● **GOAL**:
In the entries below, count every line with the string "JSON". State the count and nothing else.

-- START --

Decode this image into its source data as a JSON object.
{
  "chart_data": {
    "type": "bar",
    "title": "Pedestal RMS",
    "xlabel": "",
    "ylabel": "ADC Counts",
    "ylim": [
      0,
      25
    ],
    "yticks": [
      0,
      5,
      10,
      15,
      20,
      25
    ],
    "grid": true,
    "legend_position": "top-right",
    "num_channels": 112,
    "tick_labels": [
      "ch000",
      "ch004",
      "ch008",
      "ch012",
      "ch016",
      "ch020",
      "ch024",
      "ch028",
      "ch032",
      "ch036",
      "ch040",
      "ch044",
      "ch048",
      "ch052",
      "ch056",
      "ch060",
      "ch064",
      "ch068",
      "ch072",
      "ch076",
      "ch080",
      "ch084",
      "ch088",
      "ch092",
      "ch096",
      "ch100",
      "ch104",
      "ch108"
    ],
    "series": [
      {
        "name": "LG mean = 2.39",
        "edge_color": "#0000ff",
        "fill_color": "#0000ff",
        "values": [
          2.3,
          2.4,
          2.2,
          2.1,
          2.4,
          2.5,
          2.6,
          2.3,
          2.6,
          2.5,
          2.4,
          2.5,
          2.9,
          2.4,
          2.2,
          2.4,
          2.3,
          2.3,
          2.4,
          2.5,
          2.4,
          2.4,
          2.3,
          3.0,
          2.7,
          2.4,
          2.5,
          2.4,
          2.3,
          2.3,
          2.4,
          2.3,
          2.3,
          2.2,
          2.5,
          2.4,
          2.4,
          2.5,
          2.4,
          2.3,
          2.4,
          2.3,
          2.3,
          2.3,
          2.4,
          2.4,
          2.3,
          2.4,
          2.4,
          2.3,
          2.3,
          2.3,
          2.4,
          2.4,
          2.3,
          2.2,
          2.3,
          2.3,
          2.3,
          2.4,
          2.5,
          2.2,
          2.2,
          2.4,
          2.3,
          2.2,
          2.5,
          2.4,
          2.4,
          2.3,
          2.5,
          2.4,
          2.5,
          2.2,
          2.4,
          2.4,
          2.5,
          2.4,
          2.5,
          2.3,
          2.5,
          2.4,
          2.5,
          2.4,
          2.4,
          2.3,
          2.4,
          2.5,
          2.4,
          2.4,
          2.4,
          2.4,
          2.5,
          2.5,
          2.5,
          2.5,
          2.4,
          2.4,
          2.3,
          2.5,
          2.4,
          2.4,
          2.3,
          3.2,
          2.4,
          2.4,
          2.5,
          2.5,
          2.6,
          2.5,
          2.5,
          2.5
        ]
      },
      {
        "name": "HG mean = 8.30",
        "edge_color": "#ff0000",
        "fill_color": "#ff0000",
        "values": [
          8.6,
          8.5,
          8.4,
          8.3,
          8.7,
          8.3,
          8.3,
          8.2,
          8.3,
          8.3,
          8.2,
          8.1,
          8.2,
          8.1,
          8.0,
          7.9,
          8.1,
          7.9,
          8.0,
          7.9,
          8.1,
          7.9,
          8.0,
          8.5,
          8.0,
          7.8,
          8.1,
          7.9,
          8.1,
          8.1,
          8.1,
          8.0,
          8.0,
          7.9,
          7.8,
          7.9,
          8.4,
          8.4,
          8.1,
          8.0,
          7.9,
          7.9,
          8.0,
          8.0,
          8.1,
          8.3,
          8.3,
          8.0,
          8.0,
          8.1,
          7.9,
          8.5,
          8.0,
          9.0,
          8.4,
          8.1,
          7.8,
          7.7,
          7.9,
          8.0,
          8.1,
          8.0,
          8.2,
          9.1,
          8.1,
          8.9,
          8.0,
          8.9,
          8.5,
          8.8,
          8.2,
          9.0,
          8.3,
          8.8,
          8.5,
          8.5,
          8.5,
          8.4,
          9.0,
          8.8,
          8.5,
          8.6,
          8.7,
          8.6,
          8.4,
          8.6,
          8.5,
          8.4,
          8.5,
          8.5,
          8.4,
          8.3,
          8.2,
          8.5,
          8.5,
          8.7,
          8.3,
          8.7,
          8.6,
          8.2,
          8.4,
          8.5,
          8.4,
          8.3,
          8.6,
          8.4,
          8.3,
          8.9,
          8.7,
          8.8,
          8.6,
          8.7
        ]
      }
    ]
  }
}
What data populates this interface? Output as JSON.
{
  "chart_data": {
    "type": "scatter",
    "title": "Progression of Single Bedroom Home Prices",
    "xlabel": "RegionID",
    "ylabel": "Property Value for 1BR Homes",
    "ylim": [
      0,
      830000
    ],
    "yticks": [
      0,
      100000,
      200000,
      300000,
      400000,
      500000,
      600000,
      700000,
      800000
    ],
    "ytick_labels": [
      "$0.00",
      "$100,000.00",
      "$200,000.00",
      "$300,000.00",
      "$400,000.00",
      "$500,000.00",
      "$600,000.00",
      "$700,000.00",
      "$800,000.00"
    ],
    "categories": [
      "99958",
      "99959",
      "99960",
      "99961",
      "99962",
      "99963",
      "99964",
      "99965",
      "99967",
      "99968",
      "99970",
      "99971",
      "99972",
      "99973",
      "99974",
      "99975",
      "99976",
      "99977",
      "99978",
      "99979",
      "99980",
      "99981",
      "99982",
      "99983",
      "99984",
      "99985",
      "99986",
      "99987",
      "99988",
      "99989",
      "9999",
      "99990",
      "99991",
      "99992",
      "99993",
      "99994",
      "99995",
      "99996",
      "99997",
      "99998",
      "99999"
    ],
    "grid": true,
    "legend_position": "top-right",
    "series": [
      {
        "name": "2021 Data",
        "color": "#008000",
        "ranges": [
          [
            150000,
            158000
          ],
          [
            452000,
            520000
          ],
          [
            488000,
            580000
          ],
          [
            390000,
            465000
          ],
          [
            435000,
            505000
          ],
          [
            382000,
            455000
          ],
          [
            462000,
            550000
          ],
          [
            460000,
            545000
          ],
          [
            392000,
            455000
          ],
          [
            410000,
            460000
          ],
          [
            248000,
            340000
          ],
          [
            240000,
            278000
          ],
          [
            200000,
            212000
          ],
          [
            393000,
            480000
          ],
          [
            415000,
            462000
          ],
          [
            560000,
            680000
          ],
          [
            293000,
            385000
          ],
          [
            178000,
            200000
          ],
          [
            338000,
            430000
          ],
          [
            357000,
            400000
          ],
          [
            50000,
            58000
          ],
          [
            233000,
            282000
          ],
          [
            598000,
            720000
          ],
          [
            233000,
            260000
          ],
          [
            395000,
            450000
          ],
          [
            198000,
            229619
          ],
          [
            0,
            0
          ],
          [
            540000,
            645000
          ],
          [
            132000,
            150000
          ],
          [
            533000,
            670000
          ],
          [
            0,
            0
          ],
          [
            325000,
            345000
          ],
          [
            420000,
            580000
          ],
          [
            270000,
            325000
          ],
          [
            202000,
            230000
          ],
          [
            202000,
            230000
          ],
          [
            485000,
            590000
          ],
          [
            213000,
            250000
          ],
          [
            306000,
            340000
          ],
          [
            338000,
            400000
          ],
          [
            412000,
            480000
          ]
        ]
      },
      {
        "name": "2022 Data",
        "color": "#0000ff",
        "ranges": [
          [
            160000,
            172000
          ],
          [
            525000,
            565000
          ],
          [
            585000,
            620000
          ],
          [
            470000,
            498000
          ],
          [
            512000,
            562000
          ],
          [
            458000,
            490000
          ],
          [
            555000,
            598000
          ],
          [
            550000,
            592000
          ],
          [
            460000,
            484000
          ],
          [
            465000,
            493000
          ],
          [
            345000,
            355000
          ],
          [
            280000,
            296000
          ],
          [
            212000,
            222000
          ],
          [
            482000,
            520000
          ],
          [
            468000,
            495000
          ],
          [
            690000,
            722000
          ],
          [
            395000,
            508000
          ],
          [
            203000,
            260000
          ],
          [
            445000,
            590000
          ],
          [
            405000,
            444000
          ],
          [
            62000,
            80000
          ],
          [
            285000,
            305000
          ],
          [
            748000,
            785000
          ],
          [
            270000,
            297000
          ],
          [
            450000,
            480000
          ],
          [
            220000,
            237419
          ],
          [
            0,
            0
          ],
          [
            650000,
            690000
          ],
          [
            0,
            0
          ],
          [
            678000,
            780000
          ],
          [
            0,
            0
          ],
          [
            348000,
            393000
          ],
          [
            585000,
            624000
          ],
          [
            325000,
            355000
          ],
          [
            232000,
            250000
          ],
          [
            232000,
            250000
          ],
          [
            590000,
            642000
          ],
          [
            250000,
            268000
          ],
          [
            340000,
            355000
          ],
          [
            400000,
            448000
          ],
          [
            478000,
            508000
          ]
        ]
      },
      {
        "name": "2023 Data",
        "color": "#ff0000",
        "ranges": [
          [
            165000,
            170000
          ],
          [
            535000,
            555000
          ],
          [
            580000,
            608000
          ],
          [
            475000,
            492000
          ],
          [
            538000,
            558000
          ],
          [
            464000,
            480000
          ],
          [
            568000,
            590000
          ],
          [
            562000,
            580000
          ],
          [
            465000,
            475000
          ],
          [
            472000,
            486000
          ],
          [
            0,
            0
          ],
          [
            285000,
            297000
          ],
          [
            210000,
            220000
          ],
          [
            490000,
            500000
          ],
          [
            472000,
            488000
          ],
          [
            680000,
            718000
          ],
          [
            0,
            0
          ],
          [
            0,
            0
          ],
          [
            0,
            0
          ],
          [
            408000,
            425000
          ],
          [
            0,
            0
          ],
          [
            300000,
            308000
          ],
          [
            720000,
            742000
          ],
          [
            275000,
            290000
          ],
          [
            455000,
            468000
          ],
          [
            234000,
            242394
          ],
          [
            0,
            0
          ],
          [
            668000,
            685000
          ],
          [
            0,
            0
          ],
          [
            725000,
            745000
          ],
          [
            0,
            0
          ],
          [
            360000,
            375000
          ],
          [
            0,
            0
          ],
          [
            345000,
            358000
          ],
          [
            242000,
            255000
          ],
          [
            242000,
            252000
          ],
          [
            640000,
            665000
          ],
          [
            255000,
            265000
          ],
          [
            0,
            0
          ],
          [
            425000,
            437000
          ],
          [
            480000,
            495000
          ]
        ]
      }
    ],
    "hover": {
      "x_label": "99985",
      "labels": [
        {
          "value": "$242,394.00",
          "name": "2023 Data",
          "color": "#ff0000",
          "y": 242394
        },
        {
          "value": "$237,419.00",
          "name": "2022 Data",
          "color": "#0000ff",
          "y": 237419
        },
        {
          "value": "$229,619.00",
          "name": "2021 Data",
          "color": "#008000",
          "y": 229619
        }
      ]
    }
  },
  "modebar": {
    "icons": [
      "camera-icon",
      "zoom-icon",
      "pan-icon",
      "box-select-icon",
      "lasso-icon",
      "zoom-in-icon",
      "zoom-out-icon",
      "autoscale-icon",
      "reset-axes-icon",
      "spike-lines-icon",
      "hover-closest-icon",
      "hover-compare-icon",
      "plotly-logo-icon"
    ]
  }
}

-- END --

● **TASK OUTPUT**:
2